Directive
Without the pictures, output the records below word for word.

Dataset excerpts
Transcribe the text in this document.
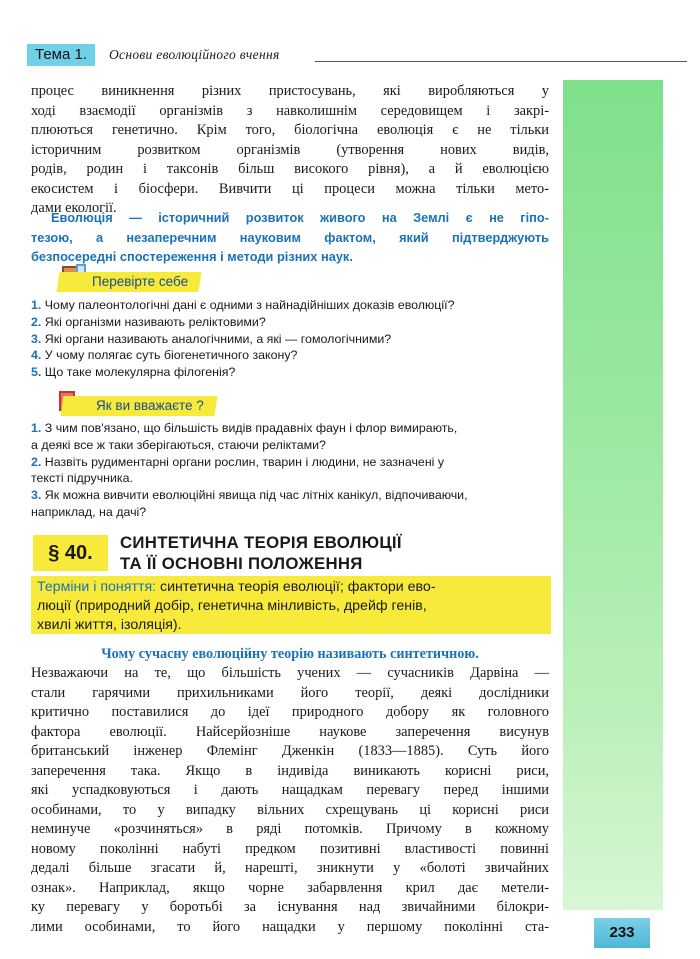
Тема 1.	Основи еволюційного вчення
процес виникнення різних пристосувань, які виробляються у
ході взаємодії організмів з навколишнім середовищем і закрі-
плюються генетично. Крім того, біологічна еволюція є не тільки
історичним розвитком організмів (утворення нових видів,
родів, родин і таксонів більш високого рівня), а й еволюцією
екосистем і біосфери. Вивчити ці процеси можна тільки мето-
дами екології.
Еволюція — історичний розвиток живого на Землі є не гіпо-
тезою, а незаперечним науковим фактом, який підтверджують
безпосередні спостереження і методи різних наук.
Перевірте себе
1. Чому палеонтологічні дані є одними з найнадійніших доказів еволюції?
2. Які організми називають реліктовими?
3. Які органи називають аналогічними, а які — гомологічними?
4. У чому полягає суть біогенетичного закону?
5. Що таке молекулярна філогенія?
Як ви вважаєте ?
1. З чим пов'язано, що більшість видів прадавніх фаун і флор вимирають,
а деякі все ж таки зберігаються, стаючи реліктами?
2. Назвіть рудиментарні органи рослин, тварин і людини, не зазначені у
тексті підручника.
3. Як можна вивчити еволюційні явища під час літніх канікул, відпочиваючи,
наприклад, на дачі?
§ 40.	СИНТЕТИЧНА ТЕОРІЯ ЕВОЛЮЦІЇ
ТА ЇЇ ОСНОВНІ ПОЛОЖЕННЯ
Терміни і поняття: синтетична теорія еволюції; фактори ево-
люції (природний добір, генетична мінливість, дрейф генів,
хвилі життя, ізоляція).
Чому сучасну еволюційну теорію називають синтетичною.
Незважаючи на те, що більшість учених — сучасників Дарвіна —
стали гарячими прихильниками його теорії, деякі дослідники
критично поставилися до ідеї природного добору як головного
фактора еволюції. Найсерйозніше наукове заперечення висунув
британський інженер Флемінг Дженкін (1833—1885). Суть його
заперечення така. Якщо в індивіда виникають корисні риси,
які успадковуються і дають нащадкам перевагу перед іншими
особинами, то у випадку вільних схрещувань ці корисні риси
неминуче «розчиняться» в ряді потомків. Причому в кожному
новому поколінні набуті предком позитивні властивості повинні
дедалі більше згасати й, нарешті, зникнути у «болоті звичайних
ознак». Наприклад, якщо чорне забарвлення крил дає метели-
ку перевагу у боротьбі за існування над звичайними білокри-
лими особинами, то його нащадки у першому поколінні ста-	233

Written reply
Transcribe the text in this document.
Тема 1.	Основи еволюційного вчення
процес виникнення різних пристосувань, які виробляються у
ході взаємодії організмів з навколишнім середовищем і закрі-
плюються генетично. Крім того, біологічна еволюція є не тільки
історичним розвитком організмів (утворення нових видів,
родів, родин і таксонів більш високого рівня), а й еволюцією
екосистем і біосфери. Вивчити ці процеси можна тільки мето-
дами екології.
Еволюція — історичний розвиток живого на Землі є не гіпо-
тезою, а незаперечним науковим фактом, який підтверджують
безпосередні спостереження і методи різних наук.
Перевірте себе
1. Чому палеонтологічні дані є одними з найнадійніших доказів еволюції?
2. Які організми називають реліктовими?
3. Які органи називають аналогічними, а які — гомологічними?
4. У чому полягає суть біогенетичного закону?
5. Що таке молекулярна філогенія?
Як ви вважаєте ?
1. З чим пов'язано, що більшість видів прадавніх фаун і флор вимирають,
а деякі все ж таки зберігаються, стаючи реліктами?
2. Назвіть рудиментарні органи рослин, тварин і людини, не зазначені у
тексті підручника.
3. Як можна вивчити еволюційні явища під час літніх канікул, відпочиваючи,
наприклад, на дачі?
§ 40.	СИНТЕТИЧНА ТЕОРІЯ ЕВОЛЮЦІЇ
ТА ЇЇ ОСНОВНІ ПОЛОЖЕННЯ
Терміни і поняття: синтетична теорія еволюції; фактори ево-
люції (природний добір, генетична мінливість, дрейф генів,
хвилі життя, ізоляція).
Чому сучасну еволюційну теорію називають синтетичною.
Незважаючи на те, що більшість учених — сучасників Дарвіна —
стали гарячими прихильниками його теорії, деякі дослідники
критично поставилися до ідеї природного добору як головного
фактора еволюції. Найсерйозніше наукове заперечення висунув
британський інженер Флемінг Дженкін (1833—1885). Суть його
заперечення така. Якщо в індивіда виникають корисні риси,
які успадковуються і дають нащадкам перевагу перед іншими
особинами, то у випадку вільних схрещувань ці корисні риси
неминуче «розчиняться» в ряді потомків. Причому в кожному
новому поколінні набуті предком позитивні властивості повинні
дедалі більше згасати й, нарешті, зникнути у «болоті звичайних
ознак». Наприклад, якщо чорне забарвлення крил дає метели-
ку перевагу у боротьбі за існування над звичайними білокри-
лими особинами, то його нащадки у першому поколінні ста-	233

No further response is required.